- _WORK TO DO_
Quote exactly the lines running from the line with "Read this page and output its text content." to the end of the entries, including both, and nothing else.

- _PROVIDED INFORMATION_

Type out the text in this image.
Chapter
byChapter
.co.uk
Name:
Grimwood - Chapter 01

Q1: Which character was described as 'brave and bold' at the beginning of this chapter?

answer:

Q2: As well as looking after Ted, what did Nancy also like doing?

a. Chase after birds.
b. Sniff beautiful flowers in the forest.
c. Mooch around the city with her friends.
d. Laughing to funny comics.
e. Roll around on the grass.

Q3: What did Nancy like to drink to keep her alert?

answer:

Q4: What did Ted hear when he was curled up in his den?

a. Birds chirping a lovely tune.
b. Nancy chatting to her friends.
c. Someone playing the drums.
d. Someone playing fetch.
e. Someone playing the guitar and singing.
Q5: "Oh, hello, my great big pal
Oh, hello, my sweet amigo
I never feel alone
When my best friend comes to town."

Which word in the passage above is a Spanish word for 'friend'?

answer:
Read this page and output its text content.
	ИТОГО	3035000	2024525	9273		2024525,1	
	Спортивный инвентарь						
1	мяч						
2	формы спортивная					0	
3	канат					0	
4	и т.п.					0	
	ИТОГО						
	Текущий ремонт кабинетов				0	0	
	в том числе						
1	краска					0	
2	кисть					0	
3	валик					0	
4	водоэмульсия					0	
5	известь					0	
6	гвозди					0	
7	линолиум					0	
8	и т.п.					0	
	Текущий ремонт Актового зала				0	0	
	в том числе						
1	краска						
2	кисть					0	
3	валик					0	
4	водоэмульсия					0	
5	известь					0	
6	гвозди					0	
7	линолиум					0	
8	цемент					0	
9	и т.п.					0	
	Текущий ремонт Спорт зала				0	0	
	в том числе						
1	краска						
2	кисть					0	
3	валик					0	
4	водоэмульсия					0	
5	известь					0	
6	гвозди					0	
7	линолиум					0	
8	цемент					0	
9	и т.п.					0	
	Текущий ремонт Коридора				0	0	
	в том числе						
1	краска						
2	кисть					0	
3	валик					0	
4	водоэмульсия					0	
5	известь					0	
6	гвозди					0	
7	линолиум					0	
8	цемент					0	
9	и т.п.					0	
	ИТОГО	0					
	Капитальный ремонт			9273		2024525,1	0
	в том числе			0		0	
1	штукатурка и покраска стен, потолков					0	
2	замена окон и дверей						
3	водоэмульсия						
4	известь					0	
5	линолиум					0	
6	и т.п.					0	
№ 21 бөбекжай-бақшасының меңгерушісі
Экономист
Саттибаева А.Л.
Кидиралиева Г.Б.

- _RESPONSE TO THE TASK_
Read this page and output its text content.
	ИТОГО	3035000	2024525	9273		2024525,1	
	Спортивный инвентарь						
1	мяч						
2	формы спортивная					0	
3	канат					0	
4	и т.п.					0	
	ИТОГО						
	Текущий ремонт кабинетов				0	0	
	в том числе						
1	краска					0	
2	кисть					0	
3	валик					0	
4	водоэмульсия					0	
5	известь					0	
6	гвозди					0	
7	линолиум					0	
8	и т.п.					0	
	Текущий ремонт Актового зала				0	0	
	в том числе						
1	краска						
2	кисть					0	
3	валик					0	
4	водоэмульсия					0	
5	известь					0	
6	гвозди					0	
7	линолиум					0	
8	цемент					0	
9	и т.п.					0	
	Текущий ремонт Спорт зала				0	0	
	в том числе						
1	краска						
2	кисть					0	
3	валик					0	
4	водоэмульсия					0	
5	известь					0	
6	гвозди					0	
7	линолиум					0	
8	цемент					0	
9	и т.п.					0	
	Текущий ремонт Коридора				0	0	
	в том числе						
1	краска						
2	кисть					0	
3	валик					0	
4	водоэмульсия					0	
5	известь					0	
6	гвозди					0	
7	линолиум					0	
8	цемент					0	
9	и т.п.					0	
	ИТОГО	0					
	Капитальный ремонт			9273		2024525,1	0
	в том числе			0		0	
1	штукатурка и покраска стен, потолков					0	
2	замена окон и дверей						
3	водоэмульсия						
4	известь					0	
5	линолиум					0	
6	и т.п.					0	
№ 21 бөбекжай-бақшасының меңгерушісі
Экономист
Саттибаева А.Л.
Кидиралиева Г.Б.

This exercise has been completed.